[Data shown Boundary: Start]
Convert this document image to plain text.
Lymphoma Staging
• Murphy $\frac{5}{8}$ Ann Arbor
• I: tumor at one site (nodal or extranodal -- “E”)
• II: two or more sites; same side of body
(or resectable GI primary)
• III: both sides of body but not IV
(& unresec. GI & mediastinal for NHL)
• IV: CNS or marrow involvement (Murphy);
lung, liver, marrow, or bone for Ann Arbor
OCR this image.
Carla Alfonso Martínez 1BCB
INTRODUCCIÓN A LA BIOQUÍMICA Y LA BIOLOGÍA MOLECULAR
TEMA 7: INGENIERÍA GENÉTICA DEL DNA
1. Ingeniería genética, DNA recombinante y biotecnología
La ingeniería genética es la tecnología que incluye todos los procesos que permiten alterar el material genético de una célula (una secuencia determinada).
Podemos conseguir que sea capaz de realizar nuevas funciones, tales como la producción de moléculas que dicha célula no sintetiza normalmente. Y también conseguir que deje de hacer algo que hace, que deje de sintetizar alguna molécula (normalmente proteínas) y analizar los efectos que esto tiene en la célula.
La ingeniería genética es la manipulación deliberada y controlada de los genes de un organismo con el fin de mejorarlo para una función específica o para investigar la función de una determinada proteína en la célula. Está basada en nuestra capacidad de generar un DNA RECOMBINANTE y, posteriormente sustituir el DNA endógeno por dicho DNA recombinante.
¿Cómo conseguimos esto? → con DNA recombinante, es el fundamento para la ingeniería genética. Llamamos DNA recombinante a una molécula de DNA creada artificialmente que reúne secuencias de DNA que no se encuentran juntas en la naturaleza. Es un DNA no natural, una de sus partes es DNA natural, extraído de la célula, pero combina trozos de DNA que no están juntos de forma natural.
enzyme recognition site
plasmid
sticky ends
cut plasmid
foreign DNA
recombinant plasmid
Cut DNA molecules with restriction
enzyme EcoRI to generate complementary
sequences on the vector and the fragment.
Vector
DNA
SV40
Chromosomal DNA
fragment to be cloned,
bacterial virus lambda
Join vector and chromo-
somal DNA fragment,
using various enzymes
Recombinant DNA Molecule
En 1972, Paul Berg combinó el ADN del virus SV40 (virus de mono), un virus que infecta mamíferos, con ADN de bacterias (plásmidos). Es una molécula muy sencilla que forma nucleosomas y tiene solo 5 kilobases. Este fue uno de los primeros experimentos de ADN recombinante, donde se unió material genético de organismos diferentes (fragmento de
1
[Data shown Boundary: End]
— What to do —
The answer consists of every entry, returned exactly.

— Output of the task —
Convert this document image to plain text.
Lymphoma Staging
• Murphy $\frac{5}{8}$ Ann Arbor
• I: tumor at one site (nodal or extranodal -- “E”)
• II: two or more sites; same side of body
(or resectable GI primary)
• III: both sides of body but not IV
(& unresec. GI & mediastinal for NHL)
• IV: CNS or marrow involvement (Murphy);
lung, liver, marrow, or bone for Ann Arbor
OCR this image.
Carla Alfonso Martínez 1BCB
INTRODUCCIÓN A LA BIOQUÍMICA Y LA BIOLOGÍA MOLECULAR
TEMA 7: INGENIERÍA GENÉTICA DEL DNA
1. Ingeniería genética, DNA recombinante y biotecnología
La ingeniería genética es la tecnología que incluye todos los procesos que permiten alterar el material genético de una célula (una secuencia determinada).
Podemos conseguir que sea capaz de realizar nuevas funciones, tales como la producción de moléculas que dicha célula no sintetiza normalmente. Y también conseguir que deje de hacer algo que hace, que deje de sintetizar alguna molécula (normalmente proteínas) y analizar los efectos que esto tiene en la célula.
La ingeniería genética es la manipulación deliberada y controlada de los genes de un organismo con el fin de mejorarlo para una función específica o para investigar la función de una determinada proteína en la célula. Está basada en nuestra capacidad de generar un DNA RECOMBINANTE y, posteriormente sustituir el DNA endógeno por dicho DNA recombinante.
¿Cómo conseguimos esto? → con DNA recombinante, es el fundamento para la ingeniería genética. Llamamos DNA recombinante a una molécula de DNA creada artificialmente que reúne secuencias de DNA que no se encuentran juntas en la naturaleza. Es un DNA no natural, una de sus partes es DNA natural, extraído de la célula, pero combina trozos de DNA que no están juntos de forma natural.
enzyme recognition site
plasmid
sticky ends
cut plasmid
foreign DNA
recombinant plasmid
Cut DNA molecules with restriction
enzyme EcoRI to generate complementary
sequences on the vector and the fragment.
Vector
DNA
SV40
Chromosomal DNA
fragment to be cloned,
bacterial virus lambda
Join vector and chromo-
somal DNA fragment,
using various enzymes
Recombinant DNA Molecule
En 1972, Paul Berg combinó el ADN del virus SV40 (virus de mono), un virus que infecta mamíferos, con ADN de bacterias (plásmidos). Es una molécula muy sencilla que forma nucleosomas y tiene solo 5 kilobases. Este fue uno de los primeros experimentos de ADN recombinante, donde se unió material genético de organismos diferentes (fragmento de
1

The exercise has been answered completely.